Reproduce every entry below precisely. Pictures are excluded from the copy.
[START OF LISTED RECORDS]
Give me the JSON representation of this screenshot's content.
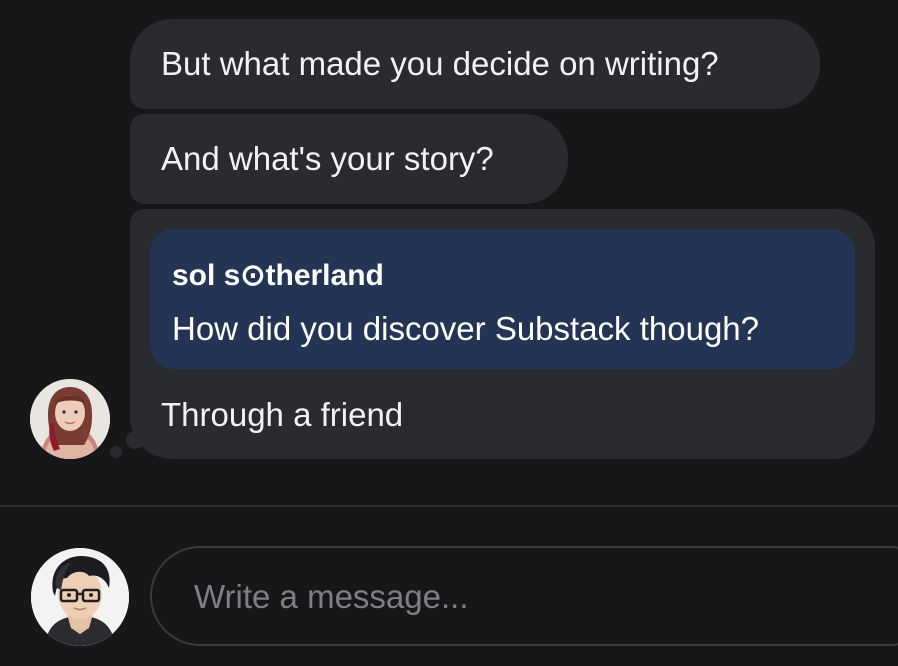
{
  "thread": {
    "messages": [
      {
        "text": "But what made you decide on writing?"
      },
      {
        "text": "And what's your story?"
      }
    ],
    "reply": {
      "quoted_author": "sol s⊙therland",
      "quoted_text": "How did you discover Substack though?",
      "text": "Through a friend"
    }
  },
  "composer": {
    "placeholder": "Write a message..."
  },
  "colors": {
    "background": "#161719",
    "bubble": "#2a2b2e",
    "quote": "#233455"
  }
}
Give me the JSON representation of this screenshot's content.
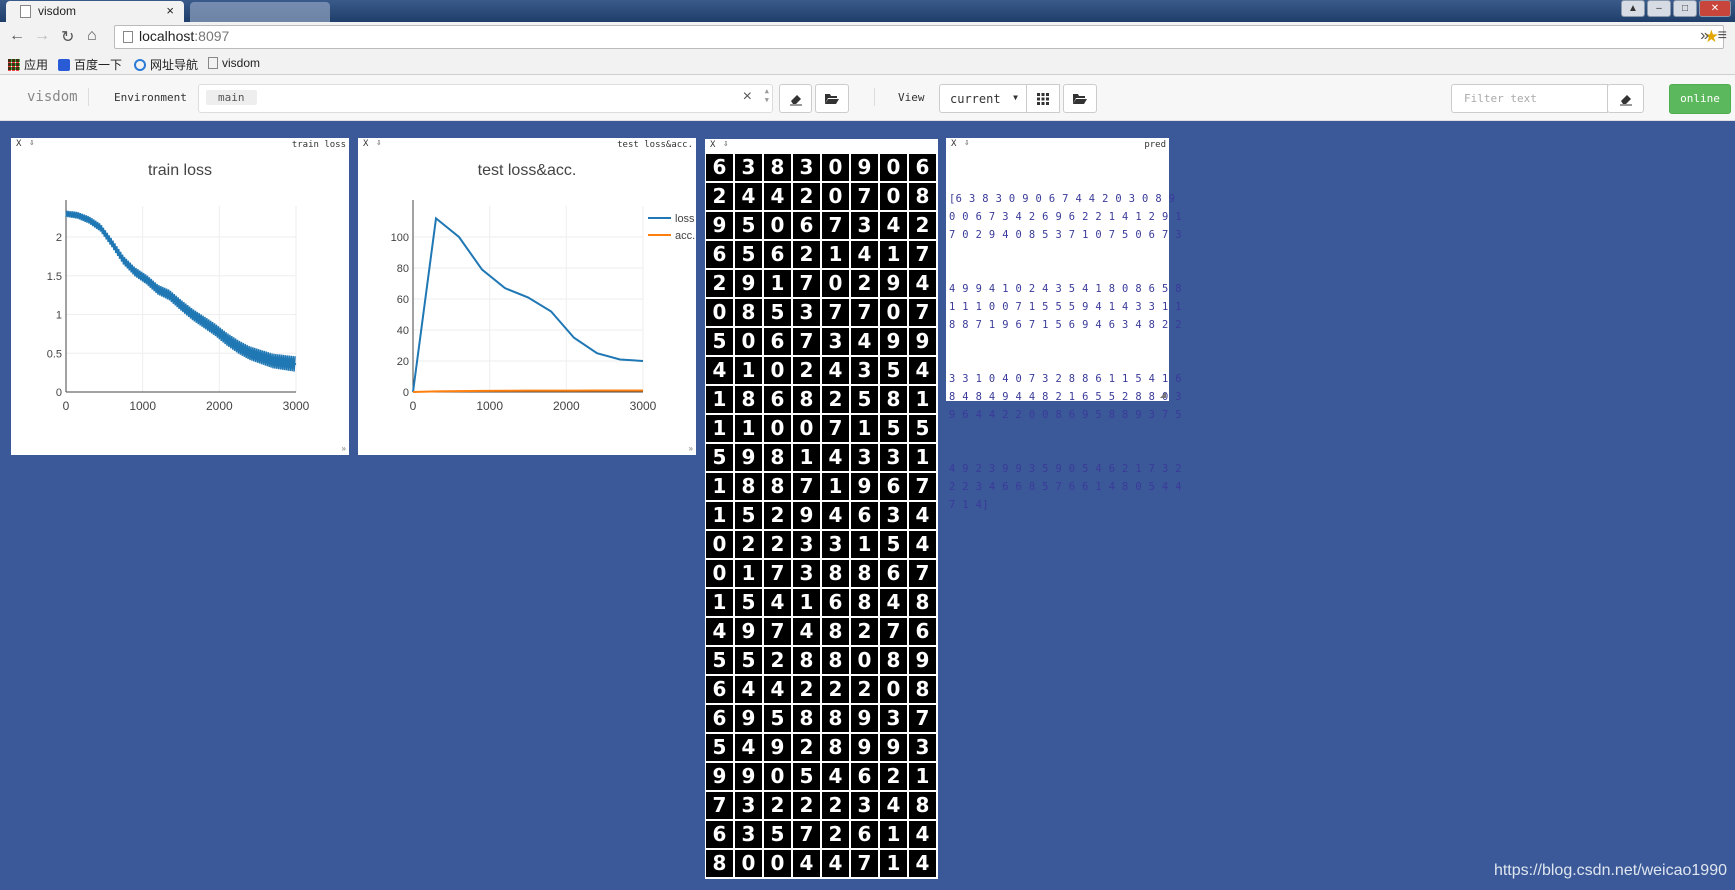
{
  "browser": {
    "tab_title": "visdom",
    "tab_close": "×",
    "url_host": "localhost",
    "url_port": ":8097",
    "bookmarks": [
      "应用",
      "百度一下",
      "网址导航",
      "visdom"
    ],
    "overflow": "»",
    "menu": "≡"
  },
  "header": {
    "brand": "visdom",
    "env_label": "Environment",
    "env_selected": "main",
    "env_clear": "×",
    "view_label": "View",
    "view_selected": "current",
    "filter_placeholder": "Filter text",
    "status": "online"
  },
  "panes": {
    "train_loss": {
      "bar_title": "train loss",
      "close": "X",
      "title": "train loss"
    },
    "test_loss": {
      "bar_title": "test loss&acc.",
      "close": "X",
      "title": "test loss&acc."
    },
    "images": {
      "close": "X"
    },
    "pred": {
      "bar_title": "pred",
      "close": "X",
      "lines": [
        "[6 3 8 3 0 9 0 6 7 4 4 2 0 3 0 8 9",
        "0 0 6 7 3 4 2 6 9 6 2 2 1 4 1 2 9 1",
        "7 0 2 9 4 0 8 5 3 7 1 0 7 5 0 6 7 3",
        "4 9 9 4 1 0 2 4 3 5 4 1 8 0 8 6 5 8",
        "1 1 1 0 0 7 1 5 5 5 9 4 1 4 3 3 1 1",
        "8 8 7 1 9 6 7 1 5 6 9 4 6 3 4 8 2 2",
        "3 3 1 0 4 0 7 3 2 8 8 6 1 1 5 4 1 6",
        "8 4 8 4 9 4 4 8 2 1 6 5 5 2 8 8 0 3",
        "9 6 4 4 2 2 0 0 8 6 9 5 8 8 9 3 7 5",
        "4 9 2 3 9 9 3 5 9 0 5 4 6 2 1 7 3 2",
        "2 2 3 4 6 6 8 5 7 6 6 1 4 8 0 5 4 4",
        "7 1 4]"
      ]
    }
  },
  "digit_grid": [
    "63830906",
    "24420708",
    "95067342",
    "65621417",
    "29170294",
    "08537707",
    "50673499",
    "41024354",
    "18682581",
    "11007155",
    "59814331",
    "18871967",
    "15294634",
    "02233154",
    "01738867",
    "15416848",
    "49748276",
    "55288089",
    "64422208",
    "69588937",
    "54928993",
    "99054621",
    "73222348",
    "63572614",
    "80044714"
  ],
  "chart_data": [
    {
      "type": "line",
      "title": "train loss",
      "xlim": [
        0,
        3000
      ],
      "ylim": [
        0,
        2.4
      ],
      "xticks": [
        "0",
        "1000",
        "2000",
        "3000"
      ],
      "yticks": [
        "0",
        "0.5",
        "1",
        "1.5",
        "2"
      ],
      "x": [
        0,
        150,
        300,
        450,
        600,
        750,
        900,
        1050,
        1200,
        1350,
        1500,
        1650,
        1800,
        1950,
        2100,
        2250,
        2400,
        2550,
        2700,
        2850,
        3000
      ],
      "values": [
        2.3,
        2.28,
        2.22,
        2.12,
        1.92,
        1.7,
        1.55,
        1.45,
        1.32,
        1.25,
        1.12,
        1.0,
        0.9,
        0.8,
        0.68,
        0.58,
        0.5,
        0.45,
        0.4,
        0.38,
        0.36
      ],
      "color": "#1f77b4"
    },
    {
      "type": "line",
      "title": "test loss&acc.",
      "xlim": [
        0,
        3000
      ],
      "ylim": [
        0,
        120
      ],
      "xticks": [
        "0",
        "1000",
        "2000",
        "3000"
      ],
      "yticks": [
        "0",
        "20",
        "40",
        "60",
        "80",
        "100"
      ],
      "legend": "top-right",
      "series": [
        {
          "name": "loss",
          "color": "#1f77b4",
          "x": [
            0,
            300,
            600,
            900,
            1200,
            1500,
            1800,
            2100,
            2400,
            2700,
            3000
          ],
          "values": [
            0,
            112,
            100,
            79,
            67,
            61,
            52,
            35,
            25,
            21,
            20
          ]
        },
        {
          "name": "acc.",
          "color": "#ff7f0e",
          "x": [
            0,
            300,
            600,
            900,
            1200,
            1500,
            1800,
            2100,
            2400,
            2700,
            3000
          ],
          "values": [
            0,
            0.4,
            0.6,
            0.7,
            0.8,
            0.85,
            0.9,
            0.92,
            0.94,
            0.95,
            0.96
          ]
        }
      ]
    }
  ],
  "watermark": "https://blog.csdn.net/weicao1990",
  "colors": {
    "background": "#3b5998",
    "online": "#5cb85c",
    "loss": "#1f77b4",
    "acc": "#ff7f0e"
  }
}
[END OF LISTED RECORDS]
--- RESPONSE ---
Give me the JSON representation of this screenshot's content.
{
  "thread": {
    "messages": [
      {
        "text": "But what made you decide on writing?"
      },
      {
        "text": "And what's your story?"
      }
    ],
    "reply": {
      "quoted_author": "sol s⊙therland",
      "quoted_text": "How did you discover Substack though?",
      "text": "Through a friend"
    }
  },
  "composer": {
    "placeholder": "Write a message..."
  },
  "colors": {
    "background": "#161719",
    "bubble": "#2a2b2e",
    "quote": "#233455"
  }
}
Give me the JSON representation of this screenshot's content.
{
  "browser": {
    "tab_title": "visdom",
    "tab_close": "×",
    "url_host": "localhost",
    "url_port": ":8097",
    "bookmarks": [
      "应用",
      "百度一下",
      "网址导航",
      "visdom"
    ],
    "overflow": "»",
    "menu": "≡"
  },
  "header": {
    "brand": "visdom",
    "env_label": "Environment",
    "env_selected": "main",
    "env_clear": "×",
    "view_label": "View",
    "view_selected": "current",
    "filter_placeholder": "Filter text",
    "status": "online"
  },
  "panes": {
    "train_loss": {
      "bar_title": "train loss",
      "close": "X",
      "title": "train loss"
    },
    "test_loss": {
      "bar_title": "test loss&acc.",
      "close": "X",
      "title": "test loss&acc."
    },
    "images": {
      "close": "X"
    },
    "pred": {
      "bar_title": "pred",
      "close": "X",
      "lines": [
        "[6 3 8 3 0 9 0 6 7 4 4 2 0 3 0 8 9",
        "0 0 6 7 3 4 2 6 9 6 2 2 1 4 1 2 9 1",
        "7 0 2 9 4 0 8 5 3 7 1 0 7 5 0 6 7 3",
        "4 9 9 4 1 0 2 4 3 5 4 1 8 0 8 6 5 8",
        "1 1 1 0 0 7 1 5 5 5 9 4 1 4 3 3 1 1",
        "8 8 7 1 9 6 7 1 5 6 9 4 6 3 4 8 2 2",
        "3 3 1 0 4 0 7 3 2 8 8 6 1 1 5 4 1 6",
        "8 4 8 4 9 4 4 8 2 1 6 5 5 2 8 8 0 3",
        "9 6 4 4 2 2 0 0 8 6 9 5 8 8 9 3 7 5",
        "4 9 2 3 9 9 3 5 9 0 5 4 6 2 1 7 3 2",
        "2 2 3 4 6 6 8 5 7 6 6 1 4 8 0 5 4 4",
        "7 1 4]"
      ]
    }
  },
  "digit_grid": [
    "63830906",
    "24420708",
    "95067342",
    "65621417",
    "29170294",
    "08537707",
    "50673499",
    "41024354",
    "18682581",
    "11007155",
    "59814331",
    "18871967",
    "15294634",
    "02233154",
    "01738867",
    "15416848",
    "49748276",
    "55288089",
    "64422208",
    "69588937",
    "54928993",
    "99054621",
    "73222348",
    "63572614",
    "80044714"
  ],
  "chart_data": [
    {
      "type": "line",
      "title": "train loss",
      "xlim": [
        0,
        3000
      ],
      "ylim": [
        0,
        2.4
      ],
      "xticks": [
        "0",
        "1000",
        "2000",
        "3000"
      ],
      "yticks": [
        "0",
        "0.5",
        "1",
        "1.5",
        "2"
      ],
      "x": [
        0,
        150,
        300,
        450,
        600,
        750,
        900,
        1050,
        1200,
        1350,
        1500,
        1650,
        1800,
        1950,
        2100,
        2250,
        2400,
        2550,
        2700,
        2850,
        3000
      ],
      "values": [
        2.3,
        2.28,
        2.22,
        2.12,
        1.92,
        1.7,
        1.55,
        1.45,
        1.32,
        1.25,
        1.12,
        1.0,
        0.9,
        0.8,
        0.68,
        0.58,
        0.5,
        0.45,
        0.4,
        0.38,
        0.36
      ],
      "color": "#1f77b4"
    },
    {
      "type": "line",
      "title": "test loss&acc.",
      "xlim": [
        0,
        3000
      ],
      "ylim": [
        0,
        120
      ],
      "xticks": [
        "0",
        "1000",
        "2000",
        "3000"
      ],
      "yticks": [
        "0",
        "20",
        "40",
        "60",
        "80",
        "100"
      ],
      "legend": "top-right",
      "series": [
        {
          "name": "loss",
          "color": "#1f77b4",
          "x": [
            0,
            300,
            600,
            900,
            1200,
            1500,
            1800,
            2100,
            2400,
            2700,
            3000
          ],
          "values": [
            0,
            112,
            100,
            79,
            67,
            61,
            52,
            35,
            25,
            21,
            20
          ]
        },
        {
          "name": "acc.",
          "color": "#ff7f0e",
          "x": [
            0,
            300,
            600,
            900,
            1200,
            1500,
            1800,
            2100,
            2400,
            2700,
            3000
          ],
          "values": [
            0,
            0.4,
            0.6,
            0.7,
            0.8,
            0.85,
            0.9,
            0.92,
            0.94,
            0.95,
            0.96
          ]
        }
      ]
    }
  ],
  "watermark": "https://blog.csdn.net/weicao1990",
  "colors": {
    "background": "#3b5998",
    "online": "#5cb85c",
    "loss": "#1f77b4",
    "acc": "#ff7f0e"
  }
}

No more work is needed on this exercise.